**WRITTEN TASK**
The records below must be written out exactly, with every picture left behind.

(Collected data entries)
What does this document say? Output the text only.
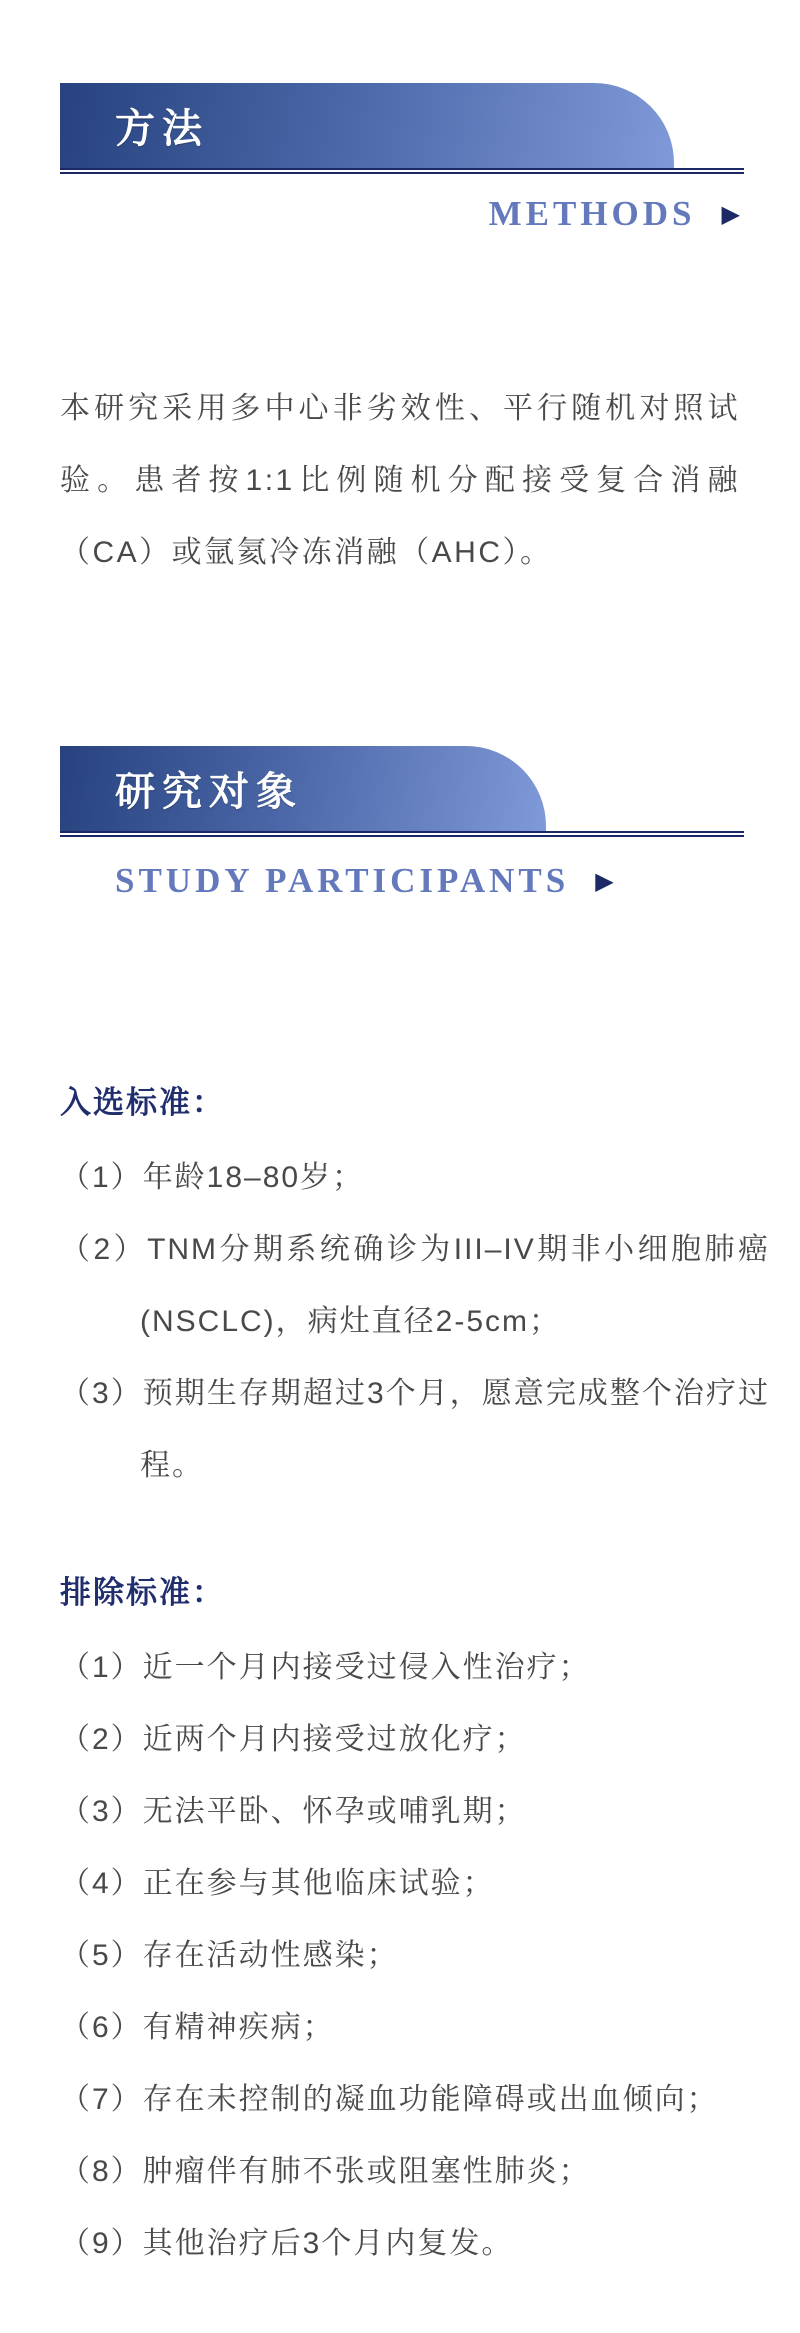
方法
METHODS ▶

本研究采用多中心非劣效性、平行随机对照试验。患者按1:1比例随机分配接受复合消融（CA）或氩氦冷冻消融（AHC）。

研究对象
STUDY PARTICIPANTS ▶
入选标准：
（1）年龄18–80岁；
（2）TNM分期系统确诊为III–IV期非小细胞肺癌(NSCLC)，病灶直径2-5cm；
（3）预期生存期超过3个月，愿意完成整个治疗过程。
排除标准：
（1）近一个月内接受过侵入性治疗；
（2）近两个月内接受过放化疗；
（3）无法平卧、怀孕或哺乳期；
（4）正在参与其他临床试验；
（5）存在活动性感染；
（6）有精神疾病；
（7）存在未控制的凝血功能障碍或出血倾向；
（8）肿瘤伴有肺不张或阻塞性肺炎；
（9）其他治疗后3个月内复发。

**SOLUTION TO THE PROBLEM**
What does this document say? Output the text only.
方法
METHODS ▶

本研究采用多中心非劣效性、平行随机对照试验。患者按1:1比例随机分配接受复合消融（CA）或氩氦冷冻消融（AHC）。

研究对象
STUDY PARTICIPANTS ▶
入选标准：
（1）年龄18–80岁；
（2）TNM分期系统确诊为III–IV期非小细胞肺癌(NSCLC)，病灶直径2-5cm；
（3）预期生存期超过3个月，愿意完成整个治疗过程。
排除标准：
（1）近一个月内接受过侵入性治疗；
（2）近两个月内接受过放化疗；
（3）无法平卧、怀孕或哺乳期；
（4）正在参与其他临床试验；
（5）存在活动性感染；
（6）有精神疾病；
（7）存在未控制的凝血功能障碍或出血倾向；
（8）肿瘤伴有肺不张或阻塞性肺炎；
（9）其他治疗后3个月内复发。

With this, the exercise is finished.